* START *
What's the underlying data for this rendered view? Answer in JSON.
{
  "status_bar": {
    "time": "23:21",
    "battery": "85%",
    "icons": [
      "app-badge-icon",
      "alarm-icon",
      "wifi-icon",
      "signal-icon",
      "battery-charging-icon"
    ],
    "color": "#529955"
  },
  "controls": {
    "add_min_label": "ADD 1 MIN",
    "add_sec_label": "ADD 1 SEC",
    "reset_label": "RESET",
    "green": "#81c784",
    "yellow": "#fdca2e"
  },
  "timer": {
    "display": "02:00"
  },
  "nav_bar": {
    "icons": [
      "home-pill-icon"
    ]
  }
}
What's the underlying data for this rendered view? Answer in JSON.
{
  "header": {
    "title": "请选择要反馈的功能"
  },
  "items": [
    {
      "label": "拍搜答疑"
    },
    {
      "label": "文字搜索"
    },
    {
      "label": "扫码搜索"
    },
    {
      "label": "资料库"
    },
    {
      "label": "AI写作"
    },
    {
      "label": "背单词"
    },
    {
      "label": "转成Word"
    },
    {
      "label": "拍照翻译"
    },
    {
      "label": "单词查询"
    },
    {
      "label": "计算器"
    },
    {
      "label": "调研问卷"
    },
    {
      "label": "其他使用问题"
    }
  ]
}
* END *
PROBLEM TO WORK ON:
Write out the material from the first line to the last, exactly.

COMPLETED TASK:
What's the underlying data for this rendered view? Answer in JSON.
{
  "status_bar": {
    "time": "23:21",
    "battery": "85%",
    "icons": [
      "app-badge-icon",
      "alarm-icon",
      "wifi-icon",
      "signal-icon",
      "battery-charging-icon"
    ],
    "color": "#529955"
  },
  "controls": {
    "add_min_label": "ADD 1 MIN",
    "add_sec_label": "ADD 1 SEC",
    "reset_label": "RESET",
    "green": "#81c784",
    "yellow": "#fdca2e"
  },
  "timer": {
    "display": "02:00"
  },
  "nav_bar": {
    "icons": [
      "home-pill-icon"
    ]
  }
}
What's the underlying data for this rendered view? Answer in JSON.
{
  "header": {
    "title": "请选择要反馈的功能"
  },
  "items": [
    {
      "label": "拍搜答疑"
    },
    {
      "label": "文字搜索"
    },
    {
      "label": "扫码搜索"
    },
    {
      "label": "资料库"
    },
    {
      "label": "AI写作"
    },
    {
      "label": "背单词"
    },
    {
      "label": "转成Word"
    },
    {
      "label": "拍照翻译"
    },
    {
      "label": "单词查询"
    },
    {
      "label": "计算器"
    },
    {
      "label": "调研问卷"
    },
    {
      "label": "其他使用问题"
    }
  ]
}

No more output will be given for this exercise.